▶ **WORKING DATA**:
========================================================================

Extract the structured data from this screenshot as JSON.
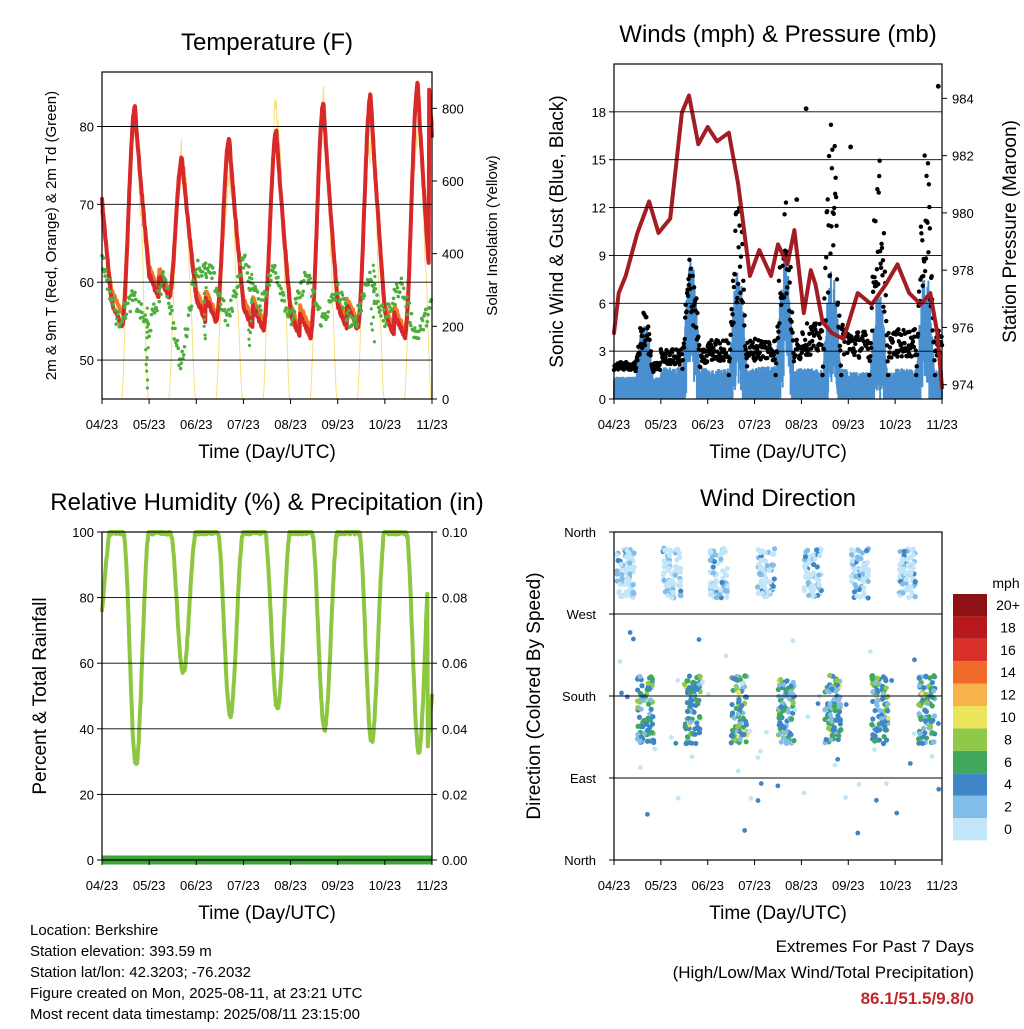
{
  "colors": {
    "temp_red": "#d8282a",
    "temp_orange": "#f07a28",
    "dewpoint_green": "#4caf3c",
    "solar_yellow": "#f7e07a",
    "wind_blue": "#4a90d0",
    "gust_black": "#000000",
    "pressure_maroon": "#a31d24",
    "rh_green": "#8dc63f",
    "precip_green": "#3ea43a"
  },
  "chart_data": [
    {
      "id": "temperature",
      "type": "line",
      "title": "Temperature (F)",
      "xlabel": "Time (Day/UTC)",
      "ylabel": "2m & 9m T (Red, Orange) & 2m Td (Green)",
      "ylabel_right": "Solar Insolation (Yellow)",
      "x_ticks": [
        "04/23",
        "05/23",
        "06/23",
        "07/23",
        "08/23",
        "09/23",
        "10/23",
        "11/23"
      ],
      "ylim": [
        45,
        87
      ],
      "yticks": [
        50,
        60,
        70,
        80
      ],
      "ylim_right": [
        0,
        900
      ],
      "yticks_right": [
        0,
        200,
        400,
        600,
        800
      ],
      "grid": true,
      "series": [
        {
          "name": "2m T",
          "color": "#d8282a",
          "lows": [
            54.5,
            58,
            55,
            54,
            53,
            54,
            53
          ],
          "highs": [
            82.5,
            76,
            78.5,
            79.5,
            83,
            84,
            85.5
          ],
          "start": 70.5,
          "end": 79
        },
        {
          "name": "9m T",
          "color": "#f07a28",
          "lows": [
            56,
            59,
            56,
            55,
            54,
            55,
            54
          ],
          "highs": [
            81.5,
            75,
            77.5,
            79,
            82,
            83,
            85
          ],
          "start": 69,
          "end": 80
        },
        {
          "name": "2m Td",
          "color": "#4caf3c",
          "values": [
            63,
            55,
            58,
            54,
            61,
            49,
            62,
            61,
            55,
            63,
            57,
            62,
            55,
            61,
            55,
            59,
            54,
            61,
            55,
            60,
            53,
            57
          ]
        },
        {
          "name": "Solar",
          "color": "#f7e07a",
          "peaks": [
            820,
            750,
            680,
            880,
            860,
            830,
            840
          ]
        }
      ]
    },
    {
      "id": "winds",
      "type": "scatter",
      "title": "Winds (mph) & Pressure (mb)",
      "xlabel": "Time (Day/UTC)",
      "ylabel": "Sonic Wind & Gust (Blue, Black)",
      "ylabel_right": "Station Pressure (Maroon)",
      "x_ticks": [
        "04/23",
        "05/23",
        "06/23",
        "07/23",
        "08/23",
        "09/23",
        "10/23",
        "11/23"
      ],
      "ylim": [
        0,
        21
      ],
      "yticks": [
        0,
        3,
        6,
        9,
        12,
        15,
        18
      ],
      "ylim_right": [
        973.5,
        985.2
      ],
      "yticks_right": [
        974,
        976,
        978,
        980,
        982,
        984
      ],
      "grid": true,
      "series": [
        {
          "name": "Wind",
          "color": "#4a90d0",
          "daily_max": [
            4,
            8,
            7.5,
            8.5,
            7.5,
            6,
            7.5,
            9
          ]
        },
        {
          "name": "Gust",
          "color": "#000000",
          "daily_max": [
            4.5,
            9,
            12.5,
            13,
            18,
            15.5,
            16,
            19
          ]
        },
        {
          "name": "Pressure",
          "color": "#a31d24",
          "x": [
            0,
            0.1,
            0.25,
            0.5,
            0.75,
            0.95,
            1.2,
            1.45,
            1.6,
            1.8,
            2.0,
            2.2,
            2.45,
            2.65,
            2.9,
            3.1,
            3.35,
            3.5,
            3.7,
            3.85,
            4.05,
            4.2,
            4.3,
            4.45,
            4.65,
            4.9,
            5.2,
            5.5,
            5.8,
            6.05,
            6.3,
            6.55,
            6.75,
            6.9,
            7.0
          ],
          "values": [
            975.8,
            977.2,
            977.8,
            979.3,
            980.4,
            979.3,
            979.8,
            983.5,
            984.1,
            982.4,
            983.0,
            982.5,
            982.8,
            981.0,
            977.8,
            978.7,
            977.8,
            978.9,
            978.2,
            979.4,
            976.5,
            978.0,
            977.5,
            976.2,
            975.8,
            975.6,
            977.2,
            976.8,
            977.5,
            978.2,
            977.2,
            976.8,
            977.2,
            975.8,
            973.9
          ]
        }
      ]
    },
    {
      "id": "humidity",
      "type": "line",
      "title": "Relative Humidity (%) & Precipitation (in)",
      "xlabel": "Time (Day/UTC)",
      "ylabel": "Percent & Total Rainfall",
      "x_ticks": [
        "04/23",
        "05/23",
        "06/23",
        "07/23",
        "08/23",
        "09/23",
        "10/23",
        "11/23"
      ],
      "ylim": [
        0,
        100
      ],
      "yticks": [
        0,
        20,
        40,
        60,
        80,
        100
      ],
      "ylim_right": [
        0,
        0.1
      ],
      "yticks_right": [
        "0.00",
        "0.02",
        "0.04",
        "0.06",
        "0.08",
        "0.10"
      ],
      "grid": true,
      "series": [
        {
          "name": "RH",
          "color": "#8dc63f",
          "lows": [
            29,
            57,
            44,
            46,
            40,
            36,
            33
          ],
          "start": 76,
          "end": 50
        },
        {
          "name": "Precipitation",
          "color": "#3ea43a",
          "values": [
            0,
            0
          ]
        }
      ]
    },
    {
      "id": "wind_direction",
      "type": "scatter",
      "title": "Wind Direction",
      "xlabel": "Time (Day/UTC)",
      "ylabel": "Direction (Colored By Speed)",
      "x_ticks": [
        "04/23",
        "05/23",
        "06/23",
        "07/23",
        "08/23",
        "09/23",
        "10/23",
        "11/23"
      ],
      "y_ticks": [
        "North",
        "East",
        "South",
        "West",
        "North"
      ],
      "ylim": [
        0,
        360
      ],
      "colorbar": {
        "title": "mph",
        "labels": [
          "0",
          "2",
          "4",
          "6",
          "8",
          "10",
          "12",
          "14",
          "16",
          "18",
          "20+"
        ],
        "colors": [
          "#c2e6f8",
          "#82bce8",
          "#3f86c6",
          "#3fa85b",
          "#8ec94a",
          "#ece55a",
          "#f8b24b",
          "#f06a2a",
          "#d9302a",
          "#b8181c",
          "#8e1116"
        ]
      }
    }
  ],
  "info": {
    "location": "Location: Berkshire",
    "elevation": "Station elevation: 393.59 m",
    "latlon": "Station lat/lon: 42.3203; -76.2032",
    "created": "Figure created on Mon, 2025-08-11, at 23:21 UTC",
    "timestamp": "Most recent data timestamp: 2025/08/11 23:15:00"
  },
  "extremes": {
    "title": "Extremes For Past 7 Days",
    "subtitle": "(High/Low/Max Wind/Total Precipitation)",
    "values": "86.1/51.5/9.8/0"
  }
}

========================================================================

▶ **JOB**: The records shown above are to be repeated exactly, with the pictures left out.

▶ **FINISHED ANSWER**:
Extract the structured data from this screenshot as JSON.
{
  "colors": {
    "temp_red": "#d8282a",
    "temp_orange": "#f07a28",
    "dewpoint_green": "#4caf3c",
    "solar_yellow": "#f7e07a",
    "wind_blue": "#4a90d0",
    "gust_black": "#000000",
    "pressure_maroon": "#a31d24",
    "rh_green": "#8dc63f",
    "precip_green": "#3ea43a"
  },
  "chart_data": [
    {
      "id": "temperature",
      "type": "line",
      "title": "Temperature (F)",
      "xlabel": "Time (Day/UTC)",
      "ylabel": "2m & 9m T (Red, Orange) & 2m Td (Green)",
      "ylabel_right": "Solar Insolation (Yellow)",
      "x_ticks": [
        "04/23",
        "05/23",
        "06/23",
        "07/23",
        "08/23",
        "09/23",
        "10/23",
        "11/23"
      ],
      "ylim": [
        45,
        87
      ],
      "yticks": [
        50,
        60,
        70,
        80
      ],
      "ylim_right": [
        0,
        900
      ],
      "yticks_right": [
        0,
        200,
        400,
        600,
        800
      ],
      "grid": true,
      "series": [
        {
          "name": "2m T",
          "color": "#d8282a",
          "lows": [
            54.5,
            58,
            55,
            54,
            53,
            54,
            53
          ],
          "highs": [
            82.5,
            76,
            78.5,
            79.5,
            83,
            84,
            85.5
          ],
          "start": 70.5,
          "end": 79
        },
        {
          "name": "9m T",
          "color": "#f07a28",
          "lows": [
            56,
            59,
            56,
            55,
            54,
            55,
            54
          ],
          "highs": [
            81.5,
            75,
            77.5,
            79,
            82,
            83,
            85
          ],
          "start": 69,
          "end": 80
        },
        {
          "name": "2m Td",
          "color": "#4caf3c",
          "values": [
            63,
            55,
            58,
            54,
            61,
            49,
            62,
            61,
            55,
            63,
            57,
            62,
            55,
            61,
            55,
            59,
            54,
            61,
            55,
            60,
            53,
            57
          ]
        },
        {
          "name": "Solar",
          "color": "#f7e07a",
          "peaks": [
            820,
            750,
            680,
            880,
            860,
            830,
            840
          ]
        }
      ]
    },
    {
      "id": "winds",
      "type": "scatter",
      "title": "Winds (mph) & Pressure (mb)",
      "xlabel": "Time (Day/UTC)",
      "ylabel": "Sonic Wind & Gust (Blue, Black)",
      "ylabel_right": "Station Pressure (Maroon)",
      "x_ticks": [
        "04/23",
        "05/23",
        "06/23",
        "07/23",
        "08/23",
        "09/23",
        "10/23",
        "11/23"
      ],
      "ylim": [
        0,
        21
      ],
      "yticks": [
        0,
        3,
        6,
        9,
        12,
        15,
        18
      ],
      "ylim_right": [
        973.5,
        985.2
      ],
      "yticks_right": [
        974,
        976,
        978,
        980,
        982,
        984
      ],
      "grid": true,
      "series": [
        {
          "name": "Wind",
          "color": "#4a90d0",
          "daily_max": [
            4,
            8,
            7.5,
            8.5,
            7.5,
            6,
            7.5,
            9
          ]
        },
        {
          "name": "Gust",
          "color": "#000000",
          "daily_max": [
            4.5,
            9,
            12.5,
            13,
            18,
            15.5,
            16,
            19
          ]
        },
        {
          "name": "Pressure",
          "color": "#a31d24",
          "x": [
            0,
            0.1,
            0.25,
            0.5,
            0.75,
            0.95,
            1.2,
            1.45,
            1.6,
            1.8,
            2.0,
            2.2,
            2.45,
            2.65,
            2.9,
            3.1,
            3.35,
            3.5,
            3.7,
            3.85,
            4.05,
            4.2,
            4.3,
            4.45,
            4.65,
            4.9,
            5.2,
            5.5,
            5.8,
            6.05,
            6.3,
            6.55,
            6.75,
            6.9,
            7.0
          ],
          "values": [
            975.8,
            977.2,
            977.8,
            979.3,
            980.4,
            979.3,
            979.8,
            983.5,
            984.1,
            982.4,
            983.0,
            982.5,
            982.8,
            981.0,
            977.8,
            978.7,
            977.8,
            978.9,
            978.2,
            979.4,
            976.5,
            978.0,
            977.5,
            976.2,
            975.8,
            975.6,
            977.2,
            976.8,
            977.5,
            978.2,
            977.2,
            976.8,
            977.2,
            975.8,
            973.9
          ]
        }
      ]
    },
    {
      "id": "humidity",
      "type": "line",
      "title": "Relative Humidity (%) & Precipitation (in)",
      "xlabel": "Time (Day/UTC)",
      "ylabel": "Percent & Total Rainfall",
      "x_ticks": [
        "04/23",
        "05/23",
        "06/23",
        "07/23",
        "08/23",
        "09/23",
        "10/23",
        "11/23"
      ],
      "ylim": [
        0,
        100
      ],
      "yticks": [
        0,
        20,
        40,
        60,
        80,
        100
      ],
      "ylim_right": [
        0,
        0.1
      ],
      "yticks_right": [
        "0.00",
        "0.02",
        "0.04",
        "0.06",
        "0.08",
        "0.10"
      ],
      "grid": true,
      "series": [
        {
          "name": "RH",
          "color": "#8dc63f",
          "lows": [
            29,
            57,
            44,
            46,
            40,
            36,
            33
          ],
          "start": 76,
          "end": 50
        },
        {
          "name": "Precipitation",
          "color": "#3ea43a",
          "values": [
            0,
            0
          ]
        }
      ]
    },
    {
      "id": "wind_direction",
      "type": "scatter",
      "title": "Wind Direction",
      "xlabel": "Time (Day/UTC)",
      "ylabel": "Direction (Colored By Speed)",
      "x_ticks": [
        "04/23",
        "05/23",
        "06/23",
        "07/23",
        "08/23",
        "09/23",
        "10/23",
        "11/23"
      ],
      "y_ticks": [
        "North",
        "East",
        "South",
        "West",
        "North"
      ],
      "ylim": [
        0,
        360
      ],
      "colorbar": {
        "title": "mph",
        "labels": [
          "0",
          "2",
          "4",
          "6",
          "8",
          "10",
          "12",
          "14",
          "16",
          "18",
          "20+"
        ],
        "colors": [
          "#c2e6f8",
          "#82bce8",
          "#3f86c6",
          "#3fa85b",
          "#8ec94a",
          "#ece55a",
          "#f8b24b",
          "#f06a2a",
          "#d9302a",
          "#b8181c",
          "#8e1116"
        ]
      }
    }
  ],
  "info": {
    "location": "Location: Berkshire",
    "elevation": "Station elevation: 393.59 m",
    "latlon": "Station lat/lon: 42.3203; -76.2032",
    "created": "Figure created on Mon, 2025-08-11, at 23:21 UTC",
    "timestamp": "Most recent data timestamp: 2025/08/11 23:15:00"
  },
  "extremes": {
    "title": "Extremes For Past 7 Days",
    "subtitle": "(High/Low/Max Wind/Total Precipitation)",
    "values": "86.1/51.5/9.8/0"
  }
}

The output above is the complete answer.